● **WRITTEN PROBLEM**: Reproduce the records that follow in full, excluding any picture they contain.

● **Stored dataset items**:
*****
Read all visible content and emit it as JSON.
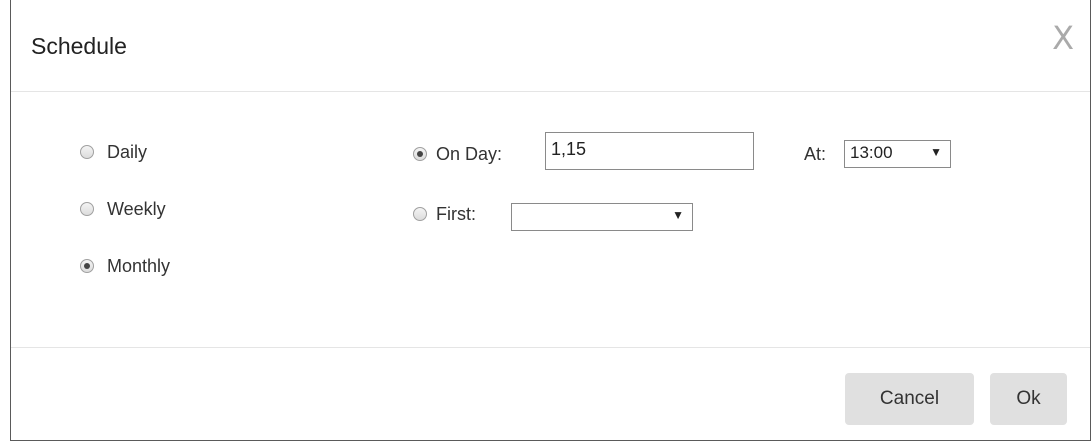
{
  "dialog": {
    "title": "Schedule",
    "close_glyph": "X"
  },
  "frequency": {
    "options": [
      {
        "label": "Daily",
        "checked": false
      },
      {
        "label": "Weekly",
        "checked": false
      },
      {
        "label": "Monthly",
        "checked": true
      }
    ]
  },
  "monthly": {
    "on_day": {
      "label": "On Day:",
      "value": "1,15",
      "checked": true
    },
    "first": {
      "label": "First:",
      "value": "",
      "checked": false
    }
  },
  "time": {
    "label": "At:",
    "value": "13:00"
  },
  "footer": {
    "cancel_label": "Cancel",
    "ok_label": "Ok"
  },
  "icons": {
    "dropdown": "chevron-down-icon",
    "close": "close-icon"
  }
}
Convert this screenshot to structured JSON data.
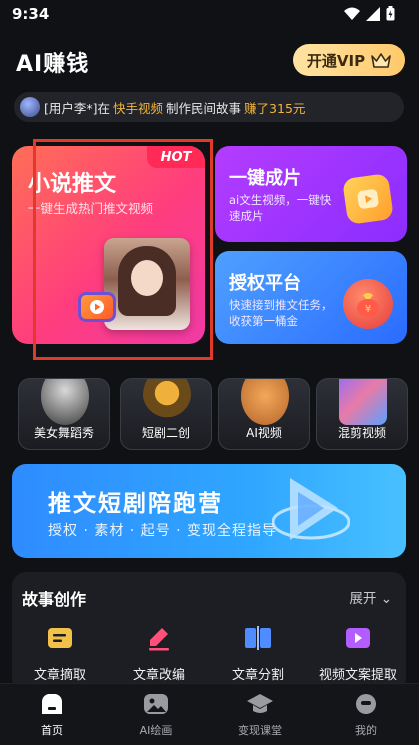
{
  "status": {
    "time": "9:34"
  },
  "header": {
    "title": "AI赚钱",
    "vip_label": "开通VIP"
  },
  "ticker": {
    "prefix": "[用户李*]在",
    "platform": "快手视频",
    "action": "制作民间故事",
    "earned": "赚了315元"
  },
  "cards": {
    "big": {
      "badge": "HOT",
      "title": "小说推文",
      "subtitle": "一键生成热门推文视频"
    },
    "right_top": {
      "title": "一键成片",
      "subtitle": "ai文生视频，一键快速成片"
    },
    "right_bottom": {
      "title": "授权平台",
      "subtitle": "快速接到推文任务，收获第一桶金"
    }
  },
  "categories": [
    {
      "label": "美女舞蹈秀",
      "icon": "dancer-icon"
    },
    {
      "label": "短剧二创",
      "icon": "film-reel-icon"
    },
    {
      "label": "AI视频",
      "icon": "fox-icon"
    },
    {
      "label": "混剪视频",
      "icon": "video-collage-icon"
    }
  ],
  "banner": {
    "title": "推文短剧陪跑营",
    "subtitle": "授权 · 素材 · 起号 · 变现全程指导"
  },
  "story_section": {
    "title": "故事创作",
    "expand_label": "展开",
    "tools": [
      {
        "label": "文章摘取",
        "icon": "extract-icon",
        "color": "#f2c14a"
      },
      {
        "label": "文章改编",
        "icon": "edit-icon",
        "color": "#ff4f7b"
      },
      {
        "label": "文章分割",
        "icon": "split-icon",
        "color": "#4e8cff"
      },
      {
        "label": "视频文案提取",
        "icon": "video-text-icon",
        "color": "#b35cff"
      }
    ]
  },
  "tabbar": [
    {
      "label": "首页",
      "icon": "home-icon",
      "active": true
    },
    {
      "label": "AI绘画",
      "icon": "image-icon",
      "active": false
    },
    {
      "label": "变现课堂",
      "icon": "graduation-cap-icon",
      "active": false
    },
    {
      "label": "我的",
      "icon": "profile-icon",
      "active": false
    }
  ]
}
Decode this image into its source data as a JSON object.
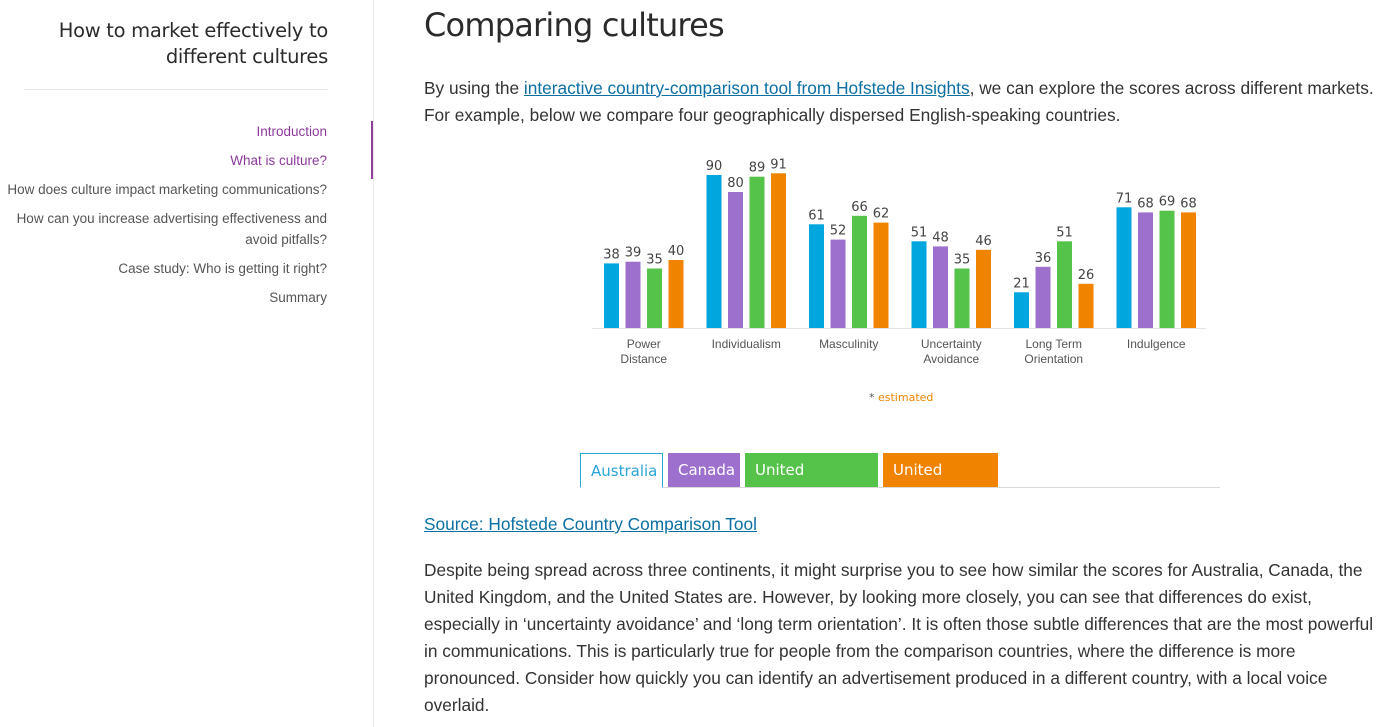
{
  "sidebar": {
    "title": "How to market effectively to different cultures",
    "nav": [
      {
        "label": "Introduction",
        "state": "visited"
      },
      {
        "label": "What is culture?",
        "state": "active"
      },
      {
        "label": "How does culture impact marketing communications?",
        "state": "default"
      },
      {
        "label": "How can you increase advertising effectiveness and avoid pitfalls?",
        "state": "default"
      },
      {
        "label": "Case study: Who is getting it right?",
        "state": "default"
      },
      {
        "label": "Summary",
        "state": "default"
      }
    ]
  },
  "main": {
    "title": "Comparing cultures",
    "intro_before": "By using the ",
    "intro_link": "interactive country-comparison tool from Hofstede Insights",
    "intro_after": ", we can explore the scores across different markets. For example, below we compare four geographically dispersed English-speaking countries.",
    "estimated_star": "*",
    "estimated_label": "estimated",
    "source_link": "Source: Hofstede Country Comparison Tool",
    "body": "Despite being spread across three continents, it might surprise you to see how similar the scores for Australia, Canada, the United Kingdom, and the United States are. However, by looking more closely, you can see that differences do exist, especially in ‘uncertainty avoidance’ and ‘long term orientation’. It is often those subtle differences that are the most powerful in communications. This is particularly true for people from the comparison countries, where the difference is more pronounced. Consider how quickly you can identify an advertisement produced in a different country, with a local voice overlaid."
  },
  "tabs": [
    {
      "label": "Australia",
      "color": "#00a6dd",
      "active": true
    },
    {
      "label": "Canada",
      "color": "#9c70cc",
      "active": false
    },
    {
      "label": "United Kingdom",
      "color": "#55c24a",
      "active": false
    },
    {
      "label": "United States",
      "color": "#f08300",
      "active": false
    }
  ],
  "chart_data": {
    "type": "bar",
    "title": "",
    "xlabel": "",
    "ylabel": "",
    "ylim": [
      0,
      100
    ],
    "grid": false,
    "legend": "bottom (tabs)",
    "categories": [
      [
        "Power",
        "Distance"
      ],
      [
        "Individualism"
      ],
      [
        "Masculinity"
      ],
      [
        "Uncertainty",
        "Avoidance"
      ],
      [
        "Long Term",
        "Orientation"
      ],
      [
        "Indulgence"
      ]
    ],
    "series": [
      {
        "name": "Australia",
        "color": "#00a6dd",
        "values": [
          38,
          90,
          61,
          51,
          21,
          71
        ]
      },
      {
        "name": "Canada",
        "color": "#9c70cc",
        "values": [
          39,
          80,
          52,
          48,
          36,
          68
        ]
      },
      {
        "name": "United Kingdom",
        "color": "#55c24a",
        "values": [
          35,
          89,
          66,
          35,
          51,
          69
        ]
      },
      {
        "name": "United States",
        "color": "#f08300",
        "values": [
          40,
          91,
          62,
          46,
          26,
          68
        ]
      }
    ]
  }
}
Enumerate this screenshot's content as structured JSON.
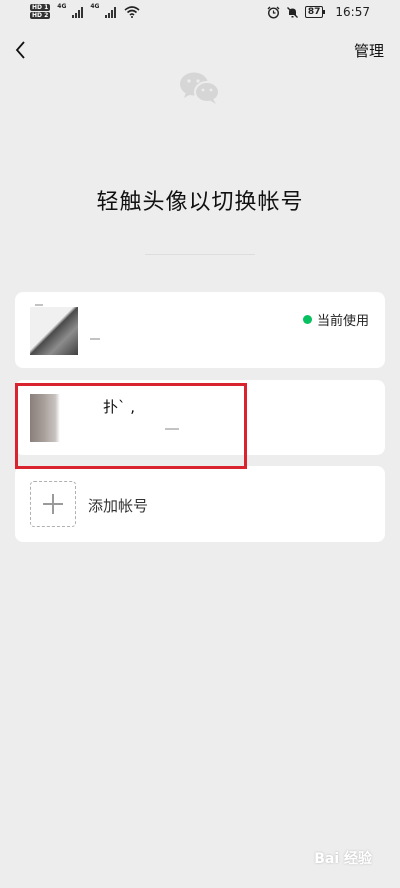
{
  "status_bar": {
    "hd1": "HD 1",
    "hd2": "HD 2",
    "net1": "4G",
    "net2": "4G",
    "battery": "87",
    "time": "16:57"
  },
  "nav": {
    "back_icon": "chevron-left-icon",
    "manage_label": "管理"
  },
  "logo_icon": "wechat-logo-icon",
  "title": "轻触头像以切换帐号",
  "accounts": [
    {
      "status_label": "当前使用",
      "status_color": "#07c160"
    },
    {
      "name": "扑` ,"
    }
  ],
  "add_account": {
    "icon": "plus-icon",
    "label": "添加帐号"
  },
  "annotation": {
    "color": "#d9232f"
  },
  "watermark": "Bai 经验"
}
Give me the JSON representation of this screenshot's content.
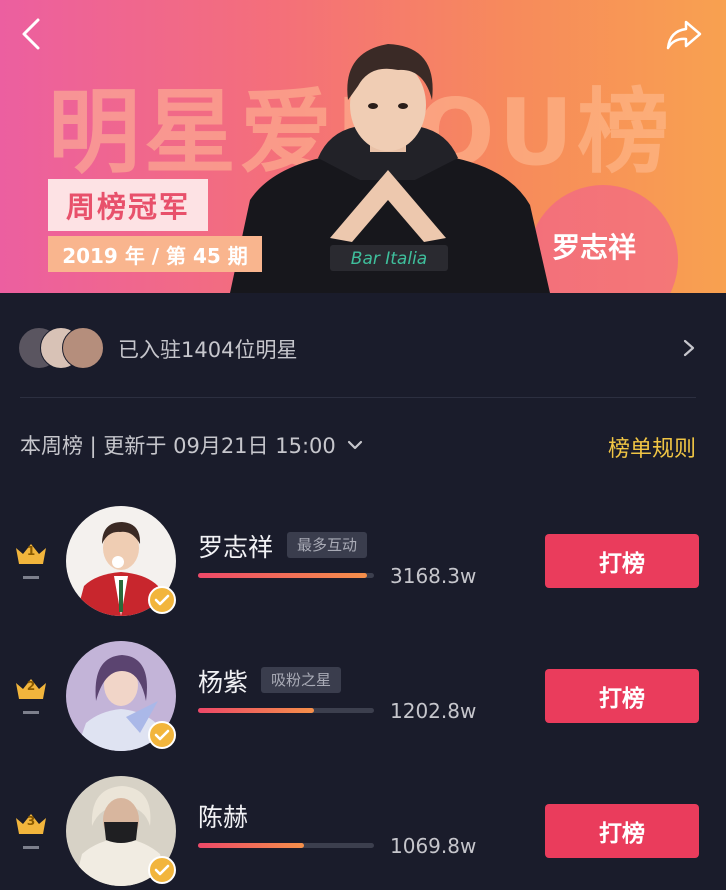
{
  "banner": {
    "title_text": "明星爱DOU榜",
    "champion_tag": "周榜冠军",
    "period": "2019 年 / 第 45 期",
    "winner_name": "罗志祥"
  },
  "stars": {
    "joined_text": "已入驻1404位明星"
  },
  "week": {
    "label": "本周榜 | 更新于 09月21日 15:00",
    "rules_link": "榜单规则"
  },
  "ranking": [
    {
      "rank": "1",
      "name": "罗志祥",
      "badge": "最多互动",
      "score": "3168.3w",
      "progress": 0.96,
      "button": "打榜"
    },
    {
      "rank": "2",
      "name": "杨紫",
      "badge": "吸粉之星",
      "score": "1202.8w",
      "progress": 0.66,
      "button": "打榜"
    },
    {
      "rank": "3",
      "name": "陈赫",
      "badge": "",
      "score": "1069.8w",
      "progress": 0.6,
      "button": "打榜"
    }
  ],
  "colors": {
    "background": "#1a1c2b",
    "accent_button": "#ea3c5c",
    "rules_link": "#f0c544",
    "crown": "#f2b53c"
  },
  "icons": [
    "back-icon",
    "share-icon",
    "chevron-right-icon",
    "chevron-down-icon",
    "crown-icon",
    "verified-check-icon"
  ]
}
*****
● **OUTPUT OF THE EXERCISE**:
Read all visible content and emit it as JSON.
{
  "dialog": {
    "title": "Schedule",
    "close_glyph": "X"
  },
  "frequency": {
    "options": [
      {
        "label": "Daily",
        "checked": false
      },
      {
        "label": "Weekly",
        "checked": false
      },
      {
        "label": "Monthly",
        "checked": true
      }
    ]
  },
  "monthly": {
    "on_day": {
      "label": "On Day:",
      "value": "1,15",
      "checked": true
    },
    "first": {
      "label": "First:",
      "value": "",
      "checked": false
    }
  },
  "time": {
    "label": "At:",
    "value": "13:00"
  },
  "footer": {
    "cancel_label": "Cancel",
    "ok_label": "Ok"
  },
  "icons": {
    "dropdown": "chevron-down-icon",
    "close": "close-icon"
  }
}
Convert this screenshot to structured JSON data.
{
  "status": {
    "time": "9:34"
  },
  "header": {
    "title": "AI赚钱",
    "vip_label": "开通VIP"
  },
  "ticker": {
    "prefix": "[用户李*]在",
    "platform": "快手视频",
    "action": "制作民间故事",
    "earned": "赚了315元"
  },
  "cards": {
    "big": {
      "badge": "HOT",
      "title": "小说推文",
      "subtitle": "一键生成热门推文视频"
    },
    "right_top": {
      "title": "一键成片",
      "subtitle": "ai文生视频，一键快速成片"
    },
    "right_bottom": {
      "title": "授权平台",
      "subtitle": "快速接到推文任务，收获第一桶金"
    }
  },
  "categories": [
    {
      "label": "美女舞蹈秀",
      "icon": "dancer-icon"
    },
    {
      "label": "短剧二创",
      "icon": "film-reel-icon"
    },
    {
      "label": "AI视频",
      "icon": "fox-icon"
    },
    {
      "label": "混剪视频",
      "icon": "video-collage-icon"
    }
  ],
  "banner": {
    "title": "推文短剧陪跑营",
    "subtitle": "授权 · 素材 · 起号 · 变现全程指导"
  },
  "story_section": {
    "title": "故事创作",
    "expand_label": "展开",
    "tools": [
      {
        "label": "文章摘取",
        "icon": "extract-icon",
        "color": "#f2c14a"
      },
      {
        "label": "文章改编",
        "icon": "edit-icon",
        "color": "#ff4f7b"
      },
      {
        "label": "文章分割",
        "icon": "split-icon",
        "color": "#4e8cff"
      },
      {
        "label": "视频文案提取",
        "icon": "video-text-icon",
        "color": "#b35cff"
      }
    ]
  },
  "tabbar": [
    {
      "label": "首页",
      "icon": "home-icon",
      "active": true
    },
    {
      "label": "AI绘画",
      "icon": "image-icon",
      "active": false
    },
    {
      "label": "变现课堂",
      "icon": "graduation-cap-icon",
      "active": false
    },
    {
      "label": "我的",
      "icon": "profile-icon",
      "active": false
    }
  ]
}
Decode this image into its source data as a JSON object.
{
  "sidebar": {
    "title": "How to market effectively to different cultures",
    "nav": [
      {
        "label": "Introduction",
        "state": "visited"
      },
      {
        "label": "What is culture?",
        "state": "active"
      },
      {
        "label": "How does culture impact marketing communications?",
        "state": "default"
      },
      {
        "label": "How can you increase advertising effectiveness and avoid pitfalls?",
        "state": "default"
      },
      {
        "label": "Case study: Who is getting it right?",
        "state": "default"
      },
      {
        "label": "Summary",
        "state": "default"
      }
    ]
  },
  "main": {
    "title": "Comparing cultures",
    "intro_before": "By using the ",
    "intro_link": "interactive country-comparison tool from Hofstede Insights",
    "intro_after": ", we can explore the scores across different markets. For example, below we compare four geographically dispersed English-speaking countries.",
    "estimated_star": "*",
    "estimated_label": "estimated",
    "source_link": "Source: Hofstede Country Comparison Tool",
    "body": "Despite being spread across three continents, it might surprise you to see how similar the scores for Australia, Canada, the United Kingdom, and the United States are. However, by looking more closely, you can see that differences do exist, especially in ‘uncertainty avoidance’ and ‘long term orientation’. It is often those subtle differences that are the most powerful in communications. This is particularly true for people from the comparison countries, where the difference is more pronounced. Consider how quickly you can identify an advertisement produced in a different country, with a local voice overlaid."
  },
  "tabs": [
    {
      "label": "Australia",
      "color": "#00a6dd",
      "active": true
    },
    {
      "label": "Canada",
      "color": "#9c70cc",
      "active": false
    },
    {
      "label": "United Kingdom",
      "color": "#55c24a",
      "active": false
    },
    {
      "label": "United States",
      "color": "#f08300",
      "active": false
    }
  ],
  "chart_data": {
    "type": "bar",
    "title": "",
    "xlabel": "",
    "ylabel": "",
    "ylim": [
      0,
      100
    ],
    "grid": false,
    "legend": "bottom (tabs)",
    "categories": [
      [
        "Power",
        "Distance"
      ],
      [
        "Individualism"
      ],
      [
        "Masculinity"
      ],
      [
        "Uncertainty",
        "Avoidance"
      ],
      [
        "Long Term",
        "Orientation"
      ],
      [
        "Indulgence"
      ]
    ],
    "series": [
      {
        "name": "Australia",
        "color": "#00a6dd",
        "values": [
          38,
          90,
          61,
          51,
          21,
          71
        ]
      },
      {
        "name": "Canada",
        "color": "#9c70cc",
        "values": [
          39,
          80,
          52,
          48,
          36,
          68
        ]
      },
      {
        "name": "United Kingdom",
        "color": "#55c24a",
        "values": [
          35,
          89,
          66,
          35,
          51,
          69
        ]
      },
      {
        "name": "United States",
        "color": "#f08300",
        "values": [
          40,
          91,
          62,
          46,
          26,
          68
        ]
      }
    ]
  }
}
Enumerate this screenshot's content as structured JSON.
{
  "status_bar": {
    "hd1": "HD 1",
    "hd2": "HD 2",
    "net1": "4G",
    "net2": "4G",
    "battery": "87",
    "time": "16:57"
  },
  "nav": {
    "back_icon": "chevron-left-icon",
    "manage_label": "管理"
  },
  "logo_icon": "wechat-logo-icon",
  "title": "轻触头像以切换帐号",
  "accounts": [
    {
      "status_label": "当前使用",
      "status_color": "#07c160"
    },
    {
      "name": "扑` ,"
    }
  ],
  "add_account": {
    "icon": "plus-icon",
    "label": "添加帐号"
  },
  "annotation": {
    "color": "#d9232f"
  },
  "watermark": "Bai 经验"
}
Give me the JSON representation of this screenshot's content.
{
  "banner": {
    "title_text": "明星爱DOU榜",
    "champion_tag": "周榜冠军",
    "period": "2019 年 / 第 45 期",
    "winner_name": "罗志祥"
  },
  "stars": {
    "joined_text": "已入驻1404位明星"
  },
  "week": {
    "label": "本周榜 | 更新于 09月21日 15:00",
    "rules_link": "榜单规则"
  },
  "ranking": [
    {
      "rank": "1",
      "name": "罗志祥",
      "badge": "最多互动",
      "score": "3168.3w",
      "progress": 0.96,
      "button": "打榜"
    },
    {
      "rank": "2",
      "name": "杨紫",
      "badge": "吸粉之星",
      "score": "1202.8w",
      "progress": 0.66,
      "button": "打榜"
    },
    {
      "rank": "3",
      "name": "陈赫",
      "badge": "",
      "score": "1069.8w",
      "progress": 0.6,
      "button": "打榜"
    }
  ],
  "colors": {
    "background": "#1a1c2b",
    "accent_button": "#ea3c5c",
    "rules_link": "#f0c544",
    "crown": "#f2b53c"
  },
  "icons": [
    "back-icon",
    "share-icon",
    "chevron-right-icon",
    "chevron-down-icon",
    "crown-icon",
    "verified-check-icon"
  ]
}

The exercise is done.